Deine Aufgaben
1 – Kannst du aus dem Artikel über die SCR-Nachrüstung alles von „München – Rund“ bis hinunter zu „München und Stuttgart.“ wortgetreu wiedergeben?
2 – Wie geht der Artikel über die SCR-Nachrüstung weiter? Setze ihn im Anschluss an seinen letzten Satz fort.

Textauszug

:::::

Stickoxide: SCR-Aufrüstung auf Euro 6

ADAC: Das Twintec-System wirkt

Björn Tolksdorf

verfasst am Mon May 22 18:37:23 CEST 2017

Vor Kurzem berichteten wir über SCR-Nachrüstsysteme für Diesel-Pkw. Der ADAC hat das System nun getestet. Fazit: Umrüstung ist machbar. Aber noch lange nicht einsatzbereit.

Auf Euro 6 umgerüsteter Prototyp von Twintec: Der ADAC hat das Fahrzeug nun getestet und bestätigt im Prinzip die Wirksamkeit des Umbaus

München – Rund 13 Millionen Dieselautos in Deutschland erfüllen nicht die Euro-6-Norm. Viele Fahrer eines solchen Autos fragen sich, ob sie künftig damit noch in die meisten Innenstädte fahren dürfen? Die Gefahr ist real. In einigen Städten werden Diesel-Fahrverbote konkret diskutiert, zum Beispiel in Hamburg, München und Stuttgart.

:::::

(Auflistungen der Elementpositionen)
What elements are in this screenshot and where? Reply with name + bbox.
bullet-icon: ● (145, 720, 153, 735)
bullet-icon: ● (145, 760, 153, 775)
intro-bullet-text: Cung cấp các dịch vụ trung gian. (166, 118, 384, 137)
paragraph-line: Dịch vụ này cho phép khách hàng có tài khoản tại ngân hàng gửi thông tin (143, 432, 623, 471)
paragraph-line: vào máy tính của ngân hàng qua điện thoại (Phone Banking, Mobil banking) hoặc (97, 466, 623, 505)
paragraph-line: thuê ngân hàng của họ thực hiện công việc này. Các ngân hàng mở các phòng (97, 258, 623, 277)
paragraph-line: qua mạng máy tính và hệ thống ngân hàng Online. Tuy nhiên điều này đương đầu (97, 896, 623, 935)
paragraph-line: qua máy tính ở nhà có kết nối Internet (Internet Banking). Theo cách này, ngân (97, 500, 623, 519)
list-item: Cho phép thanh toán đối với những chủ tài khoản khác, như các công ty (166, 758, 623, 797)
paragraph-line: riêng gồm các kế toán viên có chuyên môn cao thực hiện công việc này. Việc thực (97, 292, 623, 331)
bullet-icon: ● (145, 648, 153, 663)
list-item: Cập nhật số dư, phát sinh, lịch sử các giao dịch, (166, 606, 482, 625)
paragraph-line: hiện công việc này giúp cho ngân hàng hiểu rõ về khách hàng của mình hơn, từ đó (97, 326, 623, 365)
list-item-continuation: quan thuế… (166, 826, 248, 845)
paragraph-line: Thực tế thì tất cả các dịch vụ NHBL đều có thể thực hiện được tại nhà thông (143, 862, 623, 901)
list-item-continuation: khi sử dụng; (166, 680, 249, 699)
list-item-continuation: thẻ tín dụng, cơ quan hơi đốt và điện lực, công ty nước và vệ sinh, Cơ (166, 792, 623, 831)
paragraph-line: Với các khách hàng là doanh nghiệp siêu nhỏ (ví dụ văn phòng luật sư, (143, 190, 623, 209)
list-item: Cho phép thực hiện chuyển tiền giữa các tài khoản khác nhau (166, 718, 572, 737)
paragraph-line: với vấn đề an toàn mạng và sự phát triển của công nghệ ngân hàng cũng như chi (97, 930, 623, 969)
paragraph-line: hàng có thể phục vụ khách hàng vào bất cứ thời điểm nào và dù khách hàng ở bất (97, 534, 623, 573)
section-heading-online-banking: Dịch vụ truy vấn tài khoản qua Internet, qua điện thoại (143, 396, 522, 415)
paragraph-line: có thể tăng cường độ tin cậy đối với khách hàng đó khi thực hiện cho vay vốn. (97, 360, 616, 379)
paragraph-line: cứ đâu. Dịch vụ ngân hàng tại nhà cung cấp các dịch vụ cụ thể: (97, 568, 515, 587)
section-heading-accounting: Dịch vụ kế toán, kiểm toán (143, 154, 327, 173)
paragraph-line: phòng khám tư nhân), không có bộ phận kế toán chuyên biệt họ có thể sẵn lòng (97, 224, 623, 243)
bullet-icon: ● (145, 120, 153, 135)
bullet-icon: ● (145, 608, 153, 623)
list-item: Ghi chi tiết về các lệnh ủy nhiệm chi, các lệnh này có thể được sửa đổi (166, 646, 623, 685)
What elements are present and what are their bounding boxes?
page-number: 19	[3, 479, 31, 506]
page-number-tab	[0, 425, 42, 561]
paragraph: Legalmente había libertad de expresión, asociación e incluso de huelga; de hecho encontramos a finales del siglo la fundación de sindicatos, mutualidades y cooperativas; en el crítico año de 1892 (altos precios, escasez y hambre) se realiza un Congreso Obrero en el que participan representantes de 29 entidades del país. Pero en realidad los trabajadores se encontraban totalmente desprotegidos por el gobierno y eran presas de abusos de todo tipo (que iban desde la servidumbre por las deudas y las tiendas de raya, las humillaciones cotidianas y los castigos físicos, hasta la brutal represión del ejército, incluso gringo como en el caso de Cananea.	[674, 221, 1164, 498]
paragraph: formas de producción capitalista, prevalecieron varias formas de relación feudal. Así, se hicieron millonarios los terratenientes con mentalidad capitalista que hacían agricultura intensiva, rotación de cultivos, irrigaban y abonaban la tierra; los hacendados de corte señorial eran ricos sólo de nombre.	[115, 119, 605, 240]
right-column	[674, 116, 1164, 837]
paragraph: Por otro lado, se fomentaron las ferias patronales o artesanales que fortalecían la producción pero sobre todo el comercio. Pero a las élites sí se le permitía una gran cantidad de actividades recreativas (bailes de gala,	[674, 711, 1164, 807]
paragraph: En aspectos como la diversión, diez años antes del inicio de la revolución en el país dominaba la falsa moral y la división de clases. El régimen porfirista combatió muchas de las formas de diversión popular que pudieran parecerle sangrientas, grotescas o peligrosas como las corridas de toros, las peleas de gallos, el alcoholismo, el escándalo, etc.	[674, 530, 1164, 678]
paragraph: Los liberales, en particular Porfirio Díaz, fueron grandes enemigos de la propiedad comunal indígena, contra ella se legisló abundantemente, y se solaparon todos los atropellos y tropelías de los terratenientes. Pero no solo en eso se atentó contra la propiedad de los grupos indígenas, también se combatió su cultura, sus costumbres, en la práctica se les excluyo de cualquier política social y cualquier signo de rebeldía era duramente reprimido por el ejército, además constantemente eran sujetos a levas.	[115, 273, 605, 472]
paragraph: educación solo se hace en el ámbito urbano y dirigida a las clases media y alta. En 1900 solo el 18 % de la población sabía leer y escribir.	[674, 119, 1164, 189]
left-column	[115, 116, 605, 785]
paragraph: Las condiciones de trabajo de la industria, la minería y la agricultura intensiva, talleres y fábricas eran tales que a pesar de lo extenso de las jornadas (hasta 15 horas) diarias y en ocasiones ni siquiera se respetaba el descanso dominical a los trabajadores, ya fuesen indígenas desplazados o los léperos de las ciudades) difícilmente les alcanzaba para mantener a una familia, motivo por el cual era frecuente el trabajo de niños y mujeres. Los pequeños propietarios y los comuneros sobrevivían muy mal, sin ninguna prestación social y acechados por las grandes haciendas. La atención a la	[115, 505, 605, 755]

:::::

Ergebnisse je Aufgabe
1 –
München – Rund 13 Millionen Dieselautos in Deutschland erfüllen nicht die Euro-6-Norm. Viele Fahrer eines solchen Autos fragen sich, ob sie künftig damit noch in die meisten Innenstädte fahren dürfen? Die Gefahr ist real. In einigen Städten werden Diesel-Fahrverbote konkret diskutiert, zum Beispiel in Hamburg, München und Stuttgart.

2 –
Wie die Abgase sauberer werden können, haben wir vor Kurzem berichtet: Der Anbieter Twintec bietet eine Nachrüst-Lösung für Euro-5-Diesel, die den Stickoxid-Ausstoß effektiv senken soll. Diese Lösung hat der ADAC nun in einem von Twintec gestellten Prototypen getestet.

Bis zu 90 Prozent sauberer

Wirksamkeit des SCR-Systems: mit aktivierter Adblue-Einspritzung bleiben die Stickoxid-Emissionen fast durchgängig unterhalb des Euro-6-Grenzwertes
Quelle: ADAC

Die gute Nachricht: Die Nachrüstung der Abgas-Reinigungstechnik SCR (selektive katalytische Reaktion) zeigte sich im Test prinzipiell effektiv. Das ergaben Untersuchungen des Clubs an dem VW Passat 1.6 TDI (B7), den Twintec umgerüstet hatte. Das VW-Update für Betrugs-Diesel ist bei diesem Auto noch nicht durchgeführt worden.

Mit aktiviertem Nachrüst-System sank der Stickoxid-Ausstoß des Fahrzeugs im Test um bis zu 90 Prozent. Sowohl im künftig gültigen WLTP-Messzyklus als auch im ADAC-eigenen Autobahnzyklus erfüllte der Euro-5-Passat die Abgasnorm Euro 6, der Stickoxid-Ausstoß blieb unter dem Grenzwert von 80 mg/km.

Einschränkungen gibt es laut ADAC nur direkt nach dem Kaltstart. Hier sei laut der Entwickler das Energiemanagement noch nicht ideal abgestimmt.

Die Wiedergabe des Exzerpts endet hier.